** Begin SOURCE MATERIAL **

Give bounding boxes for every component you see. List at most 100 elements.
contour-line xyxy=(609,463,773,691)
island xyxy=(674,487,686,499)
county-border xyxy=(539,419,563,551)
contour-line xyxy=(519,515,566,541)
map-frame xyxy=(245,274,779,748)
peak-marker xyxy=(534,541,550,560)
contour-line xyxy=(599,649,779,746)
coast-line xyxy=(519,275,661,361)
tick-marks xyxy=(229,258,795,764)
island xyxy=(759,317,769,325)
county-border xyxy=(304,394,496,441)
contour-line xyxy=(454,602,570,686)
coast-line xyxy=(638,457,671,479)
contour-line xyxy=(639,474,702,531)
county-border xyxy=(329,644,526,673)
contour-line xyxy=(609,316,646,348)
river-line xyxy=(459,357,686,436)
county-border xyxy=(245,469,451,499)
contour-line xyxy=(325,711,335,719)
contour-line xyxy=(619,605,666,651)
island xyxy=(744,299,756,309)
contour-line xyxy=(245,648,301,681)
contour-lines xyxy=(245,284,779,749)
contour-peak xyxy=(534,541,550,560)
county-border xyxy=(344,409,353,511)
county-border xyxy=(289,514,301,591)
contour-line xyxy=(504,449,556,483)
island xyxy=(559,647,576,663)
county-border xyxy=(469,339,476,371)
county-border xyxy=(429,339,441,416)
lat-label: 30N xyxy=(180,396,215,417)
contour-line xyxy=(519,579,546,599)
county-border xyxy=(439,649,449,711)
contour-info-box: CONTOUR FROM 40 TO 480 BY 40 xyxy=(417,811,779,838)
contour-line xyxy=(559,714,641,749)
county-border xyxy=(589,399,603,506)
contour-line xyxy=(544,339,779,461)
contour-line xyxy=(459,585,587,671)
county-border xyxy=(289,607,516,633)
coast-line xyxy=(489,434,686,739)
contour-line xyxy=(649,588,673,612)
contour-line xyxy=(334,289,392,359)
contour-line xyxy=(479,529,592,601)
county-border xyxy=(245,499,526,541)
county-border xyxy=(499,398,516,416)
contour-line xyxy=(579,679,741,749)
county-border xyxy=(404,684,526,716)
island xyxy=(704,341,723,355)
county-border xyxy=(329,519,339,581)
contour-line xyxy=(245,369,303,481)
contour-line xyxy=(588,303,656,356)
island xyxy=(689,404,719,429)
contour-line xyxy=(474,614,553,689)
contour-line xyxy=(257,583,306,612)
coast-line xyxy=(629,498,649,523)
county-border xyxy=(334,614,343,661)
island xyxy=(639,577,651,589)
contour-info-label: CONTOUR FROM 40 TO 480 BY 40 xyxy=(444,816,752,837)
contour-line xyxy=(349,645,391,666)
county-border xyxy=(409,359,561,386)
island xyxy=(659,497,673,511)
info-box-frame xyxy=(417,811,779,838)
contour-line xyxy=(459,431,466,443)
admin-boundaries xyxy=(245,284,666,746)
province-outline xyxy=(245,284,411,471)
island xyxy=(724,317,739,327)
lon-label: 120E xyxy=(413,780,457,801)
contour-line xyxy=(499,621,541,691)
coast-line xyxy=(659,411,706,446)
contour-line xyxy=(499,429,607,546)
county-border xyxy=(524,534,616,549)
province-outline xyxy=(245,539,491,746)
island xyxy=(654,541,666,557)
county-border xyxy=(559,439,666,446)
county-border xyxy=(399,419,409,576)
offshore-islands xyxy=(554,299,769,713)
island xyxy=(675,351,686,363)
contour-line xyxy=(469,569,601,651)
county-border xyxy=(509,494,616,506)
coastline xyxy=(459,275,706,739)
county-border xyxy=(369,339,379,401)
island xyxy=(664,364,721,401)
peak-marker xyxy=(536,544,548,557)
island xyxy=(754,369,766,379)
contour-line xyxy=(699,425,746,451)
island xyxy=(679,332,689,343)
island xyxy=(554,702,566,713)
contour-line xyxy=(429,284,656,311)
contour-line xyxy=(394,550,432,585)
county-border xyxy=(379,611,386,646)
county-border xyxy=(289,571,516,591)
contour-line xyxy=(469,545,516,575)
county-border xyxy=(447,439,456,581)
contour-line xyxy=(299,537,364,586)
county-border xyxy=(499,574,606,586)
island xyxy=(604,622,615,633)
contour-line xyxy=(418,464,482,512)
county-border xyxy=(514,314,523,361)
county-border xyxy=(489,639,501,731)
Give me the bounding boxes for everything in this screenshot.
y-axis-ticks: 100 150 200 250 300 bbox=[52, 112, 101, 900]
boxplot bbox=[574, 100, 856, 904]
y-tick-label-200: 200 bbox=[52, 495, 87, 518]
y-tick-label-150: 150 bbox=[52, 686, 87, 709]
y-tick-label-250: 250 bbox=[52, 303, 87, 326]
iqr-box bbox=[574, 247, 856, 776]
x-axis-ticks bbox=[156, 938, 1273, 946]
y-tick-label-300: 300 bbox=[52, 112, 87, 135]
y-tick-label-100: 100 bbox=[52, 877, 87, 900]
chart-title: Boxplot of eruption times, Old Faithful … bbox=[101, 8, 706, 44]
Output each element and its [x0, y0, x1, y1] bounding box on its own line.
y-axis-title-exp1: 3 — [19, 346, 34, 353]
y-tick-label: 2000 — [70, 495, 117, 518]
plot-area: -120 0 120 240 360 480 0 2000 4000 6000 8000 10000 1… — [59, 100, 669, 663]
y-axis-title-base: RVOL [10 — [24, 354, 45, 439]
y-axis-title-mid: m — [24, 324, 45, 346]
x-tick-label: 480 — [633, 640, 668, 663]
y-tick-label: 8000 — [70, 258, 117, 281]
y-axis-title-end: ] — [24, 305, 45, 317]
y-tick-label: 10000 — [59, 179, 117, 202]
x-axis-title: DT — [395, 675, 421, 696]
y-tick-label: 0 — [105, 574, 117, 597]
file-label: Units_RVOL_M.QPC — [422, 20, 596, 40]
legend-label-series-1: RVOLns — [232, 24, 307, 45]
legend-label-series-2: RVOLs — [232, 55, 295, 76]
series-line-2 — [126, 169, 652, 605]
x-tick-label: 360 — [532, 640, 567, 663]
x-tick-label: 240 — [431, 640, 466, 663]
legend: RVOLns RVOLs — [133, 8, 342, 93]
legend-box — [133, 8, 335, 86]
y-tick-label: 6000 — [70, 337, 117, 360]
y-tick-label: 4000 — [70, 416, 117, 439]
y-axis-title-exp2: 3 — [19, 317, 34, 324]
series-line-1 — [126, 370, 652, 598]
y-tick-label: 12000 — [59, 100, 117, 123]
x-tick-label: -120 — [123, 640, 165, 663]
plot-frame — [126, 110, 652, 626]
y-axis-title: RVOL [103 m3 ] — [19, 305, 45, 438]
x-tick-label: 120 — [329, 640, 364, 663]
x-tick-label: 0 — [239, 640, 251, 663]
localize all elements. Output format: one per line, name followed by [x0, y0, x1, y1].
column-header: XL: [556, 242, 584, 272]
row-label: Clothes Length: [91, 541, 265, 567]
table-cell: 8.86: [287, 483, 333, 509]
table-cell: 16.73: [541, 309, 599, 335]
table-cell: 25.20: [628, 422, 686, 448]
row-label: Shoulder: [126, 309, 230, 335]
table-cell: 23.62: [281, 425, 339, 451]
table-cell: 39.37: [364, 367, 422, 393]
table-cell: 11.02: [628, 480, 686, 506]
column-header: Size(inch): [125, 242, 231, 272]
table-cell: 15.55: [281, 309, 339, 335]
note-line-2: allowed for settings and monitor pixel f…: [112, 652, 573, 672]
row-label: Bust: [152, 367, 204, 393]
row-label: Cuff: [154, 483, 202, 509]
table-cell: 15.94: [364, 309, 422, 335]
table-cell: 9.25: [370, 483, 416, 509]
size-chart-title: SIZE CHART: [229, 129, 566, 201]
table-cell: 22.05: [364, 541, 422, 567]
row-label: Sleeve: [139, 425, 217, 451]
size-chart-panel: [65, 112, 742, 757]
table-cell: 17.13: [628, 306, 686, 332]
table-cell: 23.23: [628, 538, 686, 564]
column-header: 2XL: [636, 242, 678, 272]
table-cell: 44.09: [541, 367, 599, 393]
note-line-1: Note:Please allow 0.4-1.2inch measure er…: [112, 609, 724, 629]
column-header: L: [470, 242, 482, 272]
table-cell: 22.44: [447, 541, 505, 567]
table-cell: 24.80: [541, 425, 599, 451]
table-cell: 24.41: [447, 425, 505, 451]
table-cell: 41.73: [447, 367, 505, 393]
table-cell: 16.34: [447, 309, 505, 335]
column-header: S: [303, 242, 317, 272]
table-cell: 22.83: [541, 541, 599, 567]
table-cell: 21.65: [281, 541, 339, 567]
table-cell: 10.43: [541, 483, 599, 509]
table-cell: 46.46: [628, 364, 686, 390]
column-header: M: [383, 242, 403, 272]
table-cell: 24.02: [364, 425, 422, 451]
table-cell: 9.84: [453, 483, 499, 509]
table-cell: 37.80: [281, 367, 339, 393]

** End SOURCE MATERIAL **

## [WHAT IS ASKED]
Set down the entries starting at the beginning and ending at the line that contains "contour-line xyxy=(599,649,779,746)", both ends included, reproducing each line without change.

## [EXERCISE ANSWER]
Give bounding boxes for every component you see. List at most 100 elements.
contour-line xyxy=(609,463,773,691)
island xyxy=(674,487,686,499)
county-border xyxy=(539,419,563,551)
contour-line xyxy=(519,515,566,541)
map-frame xyxy=(245,274,779,748)
peak-marker xyxy=(534,541,550,560)
contour-line xyxy=(599,649,779,746)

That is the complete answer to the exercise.